## [Texte présenté]
++++++++++
Film de Pascal Bonitzer
Pays : France
Année de sortie : 2019
Scénario : Pascal Bonitzer, Agnès de Sacy
Photographie : Pierre Milon
Montage : Elise Fievet
Musique : Bruno Coulais
Avec : Sara Giraudeau, Nicolas Duvauchelle, Anabel Lopez, Josiane Balasko, Nicolas Maury
Avec Les Envoûtés, Pascal Bonitzer adapte une nouvelle de Henry James qui exigeait beaucoup de subtilité et de sens de la suggestion. Deux qualités dont le cinéaste a su faire preuve ici.
Synopsis du film
Coline (Sara Giraudeau), pigiste dans un magazine féminin, se rend dans le Pays Basque français pour interviewer Simon (Nicolas Duvauchelle), un homme plutôt solitaire qui vit près de l’Artzamendi, aussi appelé « montagne de l’Ours ». Simon prétend que le fantôme de sa mère lui est apparu, le jour même de sa mort, et Leonora (Josiane Balasko), la patronne de Coline, pressent que ce témoignage devrait fournir une matière intéressante pour le prochain « récit du mois ».
Coline est plutôt sceptique, mais s’étonne néanmoins d’une troublante coïncidence : son amie Azar (Anabel Lopez) lui a en effet fait part d’une expérience similaire.
L’idée d’une rencontre entre Simon et Azar s’impose peu à peu, compte tenu de ce déroutant point commun ; mais curieusement, sa survenue va être empêchée par plusieurs facteurs…
Critique de Les Envoûtés
Lorsqu’en 2019, j’ai appris que le 8ème long métrage de Pascal Bonitzer en tant que réalisateur (il écrit beaucoup de scénarios pour d’autres) était basé sur la nouvelle Les Amis des amis, de Henry James, j’ai éprouvé une certaine méfiance. Mon admiration pour le texte en question (publié en 1896), mais surtout le sentiment que son adaptation au cinéma posait des difficultés certaines, expliquaient cette réserve. Certes, ce n’était pas la première fois qu’un texte du célèbre écrivain américano-britannique était porté à l’écran : Le Tour d’écrou a été adapté (brillamment) par Jack Clayton (Les Innocents, avec Deborah Kerr, co-écrit par Truman Capote) puis par Michael Winner (The Nightcomers, avec Marlon Brando), et le Portrait de femme de Jane Campion est basé sur le roman éponyme de James. Mais Les Amis des amis est beaucoup plus bref que les deux livres précités (et donc ne constitue pas une base suffisante pour un scénario de long métrage), tandis que l’histoire, et la façon dont elle est contée, ne semble pas se prêter particulièrement à une mise en image.
++++++++++
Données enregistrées
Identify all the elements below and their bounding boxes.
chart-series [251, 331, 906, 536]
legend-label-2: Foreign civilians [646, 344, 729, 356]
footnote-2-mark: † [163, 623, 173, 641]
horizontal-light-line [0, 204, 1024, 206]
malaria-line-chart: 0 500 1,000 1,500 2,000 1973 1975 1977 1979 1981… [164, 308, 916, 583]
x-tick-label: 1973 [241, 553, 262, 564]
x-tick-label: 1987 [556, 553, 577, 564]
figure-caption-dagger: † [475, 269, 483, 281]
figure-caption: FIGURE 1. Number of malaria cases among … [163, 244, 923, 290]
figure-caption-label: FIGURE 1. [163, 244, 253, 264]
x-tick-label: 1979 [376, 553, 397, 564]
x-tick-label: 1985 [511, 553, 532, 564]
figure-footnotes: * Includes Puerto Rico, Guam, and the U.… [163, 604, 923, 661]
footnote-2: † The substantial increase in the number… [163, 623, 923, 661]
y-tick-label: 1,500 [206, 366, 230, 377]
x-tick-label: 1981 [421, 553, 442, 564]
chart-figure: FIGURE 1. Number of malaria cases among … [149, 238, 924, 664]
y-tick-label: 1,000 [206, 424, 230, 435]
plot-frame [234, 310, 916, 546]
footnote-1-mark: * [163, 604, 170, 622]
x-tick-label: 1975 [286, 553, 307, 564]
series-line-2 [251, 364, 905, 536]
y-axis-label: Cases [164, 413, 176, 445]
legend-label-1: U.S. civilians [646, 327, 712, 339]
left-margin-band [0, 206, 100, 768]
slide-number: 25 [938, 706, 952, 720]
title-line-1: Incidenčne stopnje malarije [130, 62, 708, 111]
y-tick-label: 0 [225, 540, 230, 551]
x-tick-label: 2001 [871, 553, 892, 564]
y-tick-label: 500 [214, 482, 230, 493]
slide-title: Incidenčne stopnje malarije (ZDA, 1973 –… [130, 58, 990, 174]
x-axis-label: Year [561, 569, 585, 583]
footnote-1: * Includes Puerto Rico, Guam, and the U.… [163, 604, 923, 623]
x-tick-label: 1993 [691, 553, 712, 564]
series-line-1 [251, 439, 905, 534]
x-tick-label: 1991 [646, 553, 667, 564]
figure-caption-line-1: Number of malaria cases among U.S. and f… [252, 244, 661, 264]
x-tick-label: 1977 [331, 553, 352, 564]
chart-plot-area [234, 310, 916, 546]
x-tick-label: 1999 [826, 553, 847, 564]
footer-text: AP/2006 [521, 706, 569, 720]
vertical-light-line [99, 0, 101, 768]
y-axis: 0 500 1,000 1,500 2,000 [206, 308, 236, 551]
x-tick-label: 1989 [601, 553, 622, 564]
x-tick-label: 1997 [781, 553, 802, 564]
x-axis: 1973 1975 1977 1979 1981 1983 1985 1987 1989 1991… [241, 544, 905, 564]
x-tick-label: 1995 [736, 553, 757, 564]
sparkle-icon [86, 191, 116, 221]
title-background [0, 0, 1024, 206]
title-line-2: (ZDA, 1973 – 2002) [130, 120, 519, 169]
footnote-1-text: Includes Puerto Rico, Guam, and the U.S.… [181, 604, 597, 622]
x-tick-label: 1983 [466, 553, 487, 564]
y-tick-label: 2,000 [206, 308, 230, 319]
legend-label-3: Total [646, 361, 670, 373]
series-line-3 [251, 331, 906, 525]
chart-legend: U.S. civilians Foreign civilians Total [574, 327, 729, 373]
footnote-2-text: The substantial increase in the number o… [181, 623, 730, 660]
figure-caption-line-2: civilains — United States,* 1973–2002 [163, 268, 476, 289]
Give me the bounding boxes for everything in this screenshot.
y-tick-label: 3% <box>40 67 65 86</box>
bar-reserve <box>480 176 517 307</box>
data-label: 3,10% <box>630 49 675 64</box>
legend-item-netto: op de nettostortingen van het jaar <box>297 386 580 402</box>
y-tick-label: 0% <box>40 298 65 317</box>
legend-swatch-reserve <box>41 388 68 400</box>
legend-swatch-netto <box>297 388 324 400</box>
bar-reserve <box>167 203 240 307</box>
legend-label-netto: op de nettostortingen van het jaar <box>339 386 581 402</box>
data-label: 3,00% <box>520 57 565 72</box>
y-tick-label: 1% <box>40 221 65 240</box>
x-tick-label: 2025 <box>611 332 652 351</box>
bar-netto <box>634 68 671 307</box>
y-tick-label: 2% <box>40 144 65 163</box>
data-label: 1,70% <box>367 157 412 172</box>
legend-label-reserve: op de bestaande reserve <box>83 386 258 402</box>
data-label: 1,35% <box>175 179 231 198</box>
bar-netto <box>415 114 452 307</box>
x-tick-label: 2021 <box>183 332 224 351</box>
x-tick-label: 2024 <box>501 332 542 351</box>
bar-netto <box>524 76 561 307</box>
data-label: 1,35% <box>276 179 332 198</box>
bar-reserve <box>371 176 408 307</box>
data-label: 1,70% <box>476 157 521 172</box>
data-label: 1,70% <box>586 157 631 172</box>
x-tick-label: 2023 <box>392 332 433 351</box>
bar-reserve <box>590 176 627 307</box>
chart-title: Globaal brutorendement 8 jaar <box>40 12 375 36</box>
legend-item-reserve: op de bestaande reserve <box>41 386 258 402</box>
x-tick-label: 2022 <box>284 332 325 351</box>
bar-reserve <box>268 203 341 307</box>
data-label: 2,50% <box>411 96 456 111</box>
++++++++++
Poursuivez la critique du film Les Envoûtés en reprenant juste après sa dernière phrase.

## [Résultat]
Écrit à la première personne, la nouvelle (sélectionnée par Jorge Luis Borges dans sa superbe collection de littérature fantastique) est formée des sentiments, impressions et souvenirs d’une narratrice qui n’assiste à aucun événement particulier, mais à laquelle on rapporte de supposés événements extraordinaires, et tout l’intérêt du récit vient du fait qu’elle reste extérieure à quelque chose. Par ailleurs les personnages, comme dans beaucoup de textes courts, sont certes finement esquissés par James, mais pas suffisamment développés pour tenir sur un long métrage.
Bêtement, je suis donc resté frileux à l’époque de la sortie des Envoûtés, ne lui donnant pas sa chance alors même que le cinéma français doit être particulièrement encouragé quand il s’aventure sur le territoire du fantastique – à la fois passionnant et mal compris dans l’hexagone, surtout lorsqu’il explore la confusion entre le réel et le magique. D’ailleurs, malgré sa renommée, Bonitzer a eu du mal à trouver un financement, et Les Envoûtés n’aurait sans doute pas vu le jour sans l’intervention du producteur Saïd Ben Saïd.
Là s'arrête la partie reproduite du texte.